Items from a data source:
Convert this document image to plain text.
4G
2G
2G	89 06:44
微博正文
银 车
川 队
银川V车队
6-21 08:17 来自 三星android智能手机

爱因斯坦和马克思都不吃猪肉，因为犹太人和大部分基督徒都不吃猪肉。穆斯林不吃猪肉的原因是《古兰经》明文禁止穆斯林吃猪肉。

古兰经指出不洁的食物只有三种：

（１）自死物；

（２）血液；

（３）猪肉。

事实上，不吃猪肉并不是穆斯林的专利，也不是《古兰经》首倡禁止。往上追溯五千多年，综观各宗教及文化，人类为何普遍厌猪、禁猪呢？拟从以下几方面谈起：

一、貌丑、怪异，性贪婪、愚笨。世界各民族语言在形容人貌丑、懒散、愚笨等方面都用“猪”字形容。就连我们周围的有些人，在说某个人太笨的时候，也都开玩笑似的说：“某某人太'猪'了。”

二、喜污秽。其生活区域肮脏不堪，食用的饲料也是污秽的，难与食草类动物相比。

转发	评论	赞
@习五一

- Direction -
Repeat every entry exactly as written above.

- Output below -
Convert this document image to plain text.
4G
2G
2G	89 06:44
微博正文
银 车
川 队
银川V车队
6-21 08:17 来自 三星android智能手机

爱因斯坦和马克思都不吃猪肉，因为犹太人和大部分基督徒都不吃猪肉。穆斯林不吃猪肉的原因是《古兰经》明文禁止穆斯林吃猪肉。

古兰经指出不洁的食物只有三种：

（１）自死物；

（２）血液；

（３）猪肉。

事实上，不吃猪肉并不是穆斯林的专利，也不是《古兰经》首倡禁止。往上追溯五千多年，综观各宗教及文化，人类为何普遍厌猪、禁猪呢？拟从以下几方面谈起：

一、貌丑、怪异，性贪婪、愚笨。世界各民族语言在形容人貌丑、懒散、愚笨等方面都用“猪”字形容。就连我们周围的有些人，在说某个人太笨的时候，也都开玩笑似的说：“某某人太'猪'了。”

二、喜污秽。其生活区域肮脏不堪，食用的饲料也是污秽的，难与食草类动物相比。

转发	评论	赞
@习五一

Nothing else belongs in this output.